» DATA FOR THE TASK
<<<<
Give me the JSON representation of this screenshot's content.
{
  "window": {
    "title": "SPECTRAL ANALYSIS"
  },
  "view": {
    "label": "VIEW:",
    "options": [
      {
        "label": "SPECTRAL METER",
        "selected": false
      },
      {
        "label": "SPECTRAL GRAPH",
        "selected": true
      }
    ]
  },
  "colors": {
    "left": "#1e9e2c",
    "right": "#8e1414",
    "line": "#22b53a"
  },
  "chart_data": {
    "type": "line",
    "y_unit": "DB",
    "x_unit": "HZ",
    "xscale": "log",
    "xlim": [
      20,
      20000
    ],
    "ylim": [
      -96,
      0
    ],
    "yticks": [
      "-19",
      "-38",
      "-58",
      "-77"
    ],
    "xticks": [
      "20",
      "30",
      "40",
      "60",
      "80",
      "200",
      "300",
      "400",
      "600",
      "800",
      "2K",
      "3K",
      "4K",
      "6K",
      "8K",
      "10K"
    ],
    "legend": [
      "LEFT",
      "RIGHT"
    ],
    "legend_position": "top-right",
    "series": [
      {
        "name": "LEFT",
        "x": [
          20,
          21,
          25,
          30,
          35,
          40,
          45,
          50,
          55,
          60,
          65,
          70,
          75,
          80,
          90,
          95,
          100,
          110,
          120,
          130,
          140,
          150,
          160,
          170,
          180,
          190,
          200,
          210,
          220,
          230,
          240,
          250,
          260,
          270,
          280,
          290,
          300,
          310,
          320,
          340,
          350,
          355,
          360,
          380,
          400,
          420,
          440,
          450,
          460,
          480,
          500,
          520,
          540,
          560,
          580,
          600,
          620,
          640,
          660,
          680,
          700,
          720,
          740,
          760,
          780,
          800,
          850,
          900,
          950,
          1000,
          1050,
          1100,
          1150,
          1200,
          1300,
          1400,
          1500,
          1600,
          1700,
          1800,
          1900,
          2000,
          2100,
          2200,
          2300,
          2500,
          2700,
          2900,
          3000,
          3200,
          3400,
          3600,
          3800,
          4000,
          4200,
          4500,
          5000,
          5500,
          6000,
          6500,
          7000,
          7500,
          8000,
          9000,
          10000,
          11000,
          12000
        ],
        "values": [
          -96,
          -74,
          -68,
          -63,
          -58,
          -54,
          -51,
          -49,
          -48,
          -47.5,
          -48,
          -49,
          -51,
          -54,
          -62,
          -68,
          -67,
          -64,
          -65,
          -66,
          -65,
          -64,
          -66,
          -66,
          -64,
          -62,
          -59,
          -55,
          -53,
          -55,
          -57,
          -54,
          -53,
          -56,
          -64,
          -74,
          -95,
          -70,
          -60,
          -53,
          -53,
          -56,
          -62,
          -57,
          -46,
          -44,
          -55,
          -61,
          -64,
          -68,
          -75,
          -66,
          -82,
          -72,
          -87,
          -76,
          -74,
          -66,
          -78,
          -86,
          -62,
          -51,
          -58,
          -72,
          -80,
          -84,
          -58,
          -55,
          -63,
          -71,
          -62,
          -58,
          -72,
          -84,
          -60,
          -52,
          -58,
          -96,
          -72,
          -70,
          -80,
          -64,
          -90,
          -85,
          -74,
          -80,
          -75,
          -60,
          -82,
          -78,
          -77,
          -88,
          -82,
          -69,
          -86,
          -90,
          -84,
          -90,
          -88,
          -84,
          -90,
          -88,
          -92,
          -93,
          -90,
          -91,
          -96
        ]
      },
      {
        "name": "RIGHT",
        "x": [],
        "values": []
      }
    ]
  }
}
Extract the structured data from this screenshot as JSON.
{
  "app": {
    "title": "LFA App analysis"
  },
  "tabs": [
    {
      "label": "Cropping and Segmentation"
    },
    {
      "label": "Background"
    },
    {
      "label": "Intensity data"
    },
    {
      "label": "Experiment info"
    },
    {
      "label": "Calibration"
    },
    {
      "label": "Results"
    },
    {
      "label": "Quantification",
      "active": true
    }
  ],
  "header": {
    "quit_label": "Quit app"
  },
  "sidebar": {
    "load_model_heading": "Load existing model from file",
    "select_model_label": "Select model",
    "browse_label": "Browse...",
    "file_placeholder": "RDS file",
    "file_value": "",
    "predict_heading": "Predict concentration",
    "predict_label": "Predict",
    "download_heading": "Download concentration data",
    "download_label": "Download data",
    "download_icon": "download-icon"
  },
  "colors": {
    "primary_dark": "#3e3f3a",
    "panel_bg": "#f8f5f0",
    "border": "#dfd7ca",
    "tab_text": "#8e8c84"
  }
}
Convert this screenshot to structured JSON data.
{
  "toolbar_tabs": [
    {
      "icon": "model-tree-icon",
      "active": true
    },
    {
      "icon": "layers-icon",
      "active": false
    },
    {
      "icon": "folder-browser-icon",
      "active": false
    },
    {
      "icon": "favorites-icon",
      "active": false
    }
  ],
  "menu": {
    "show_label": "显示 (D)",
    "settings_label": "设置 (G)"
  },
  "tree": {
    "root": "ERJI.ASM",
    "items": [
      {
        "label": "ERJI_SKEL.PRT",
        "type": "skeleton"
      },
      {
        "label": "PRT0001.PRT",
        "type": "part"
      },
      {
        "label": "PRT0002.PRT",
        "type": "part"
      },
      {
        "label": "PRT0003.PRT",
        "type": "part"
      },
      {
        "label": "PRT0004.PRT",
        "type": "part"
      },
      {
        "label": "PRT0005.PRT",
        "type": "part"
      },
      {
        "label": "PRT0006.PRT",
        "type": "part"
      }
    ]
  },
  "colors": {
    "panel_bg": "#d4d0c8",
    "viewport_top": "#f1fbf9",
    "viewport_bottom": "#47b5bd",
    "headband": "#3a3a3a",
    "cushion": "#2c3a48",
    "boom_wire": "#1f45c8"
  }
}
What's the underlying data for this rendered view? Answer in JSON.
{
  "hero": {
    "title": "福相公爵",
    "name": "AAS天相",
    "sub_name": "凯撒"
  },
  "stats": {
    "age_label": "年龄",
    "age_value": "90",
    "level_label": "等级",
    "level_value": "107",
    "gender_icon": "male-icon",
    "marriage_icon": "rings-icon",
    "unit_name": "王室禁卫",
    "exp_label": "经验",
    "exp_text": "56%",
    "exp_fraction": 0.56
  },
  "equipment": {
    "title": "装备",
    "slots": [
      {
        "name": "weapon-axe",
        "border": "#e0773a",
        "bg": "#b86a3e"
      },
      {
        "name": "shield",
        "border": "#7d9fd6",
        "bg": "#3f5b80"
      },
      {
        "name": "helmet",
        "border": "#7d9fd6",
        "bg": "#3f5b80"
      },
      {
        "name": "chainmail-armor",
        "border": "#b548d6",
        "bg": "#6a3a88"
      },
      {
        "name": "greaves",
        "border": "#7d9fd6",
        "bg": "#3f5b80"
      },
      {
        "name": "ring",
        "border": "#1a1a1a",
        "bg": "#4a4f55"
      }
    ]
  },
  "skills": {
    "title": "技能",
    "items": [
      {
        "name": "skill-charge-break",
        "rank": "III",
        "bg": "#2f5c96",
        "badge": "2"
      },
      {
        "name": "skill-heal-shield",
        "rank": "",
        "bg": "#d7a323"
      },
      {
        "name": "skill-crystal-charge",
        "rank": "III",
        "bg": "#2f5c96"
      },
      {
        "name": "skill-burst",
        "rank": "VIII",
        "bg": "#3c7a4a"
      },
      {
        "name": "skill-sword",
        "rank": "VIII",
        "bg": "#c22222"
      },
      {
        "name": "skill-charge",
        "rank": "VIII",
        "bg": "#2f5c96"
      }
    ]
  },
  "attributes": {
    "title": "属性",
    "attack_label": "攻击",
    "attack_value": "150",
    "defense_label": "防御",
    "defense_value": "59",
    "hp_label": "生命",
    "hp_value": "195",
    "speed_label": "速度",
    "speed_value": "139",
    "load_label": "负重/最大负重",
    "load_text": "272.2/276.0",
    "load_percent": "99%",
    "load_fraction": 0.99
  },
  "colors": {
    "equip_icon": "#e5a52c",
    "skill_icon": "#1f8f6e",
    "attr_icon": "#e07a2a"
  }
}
>>>>
» PROBLEM REQUIREMENTS
In the records above, find each line holding "Predict" and copy it.

» OUTPUT BELOW
    "predict_heading": "Predict concentration",
    "predict_label": "Predict",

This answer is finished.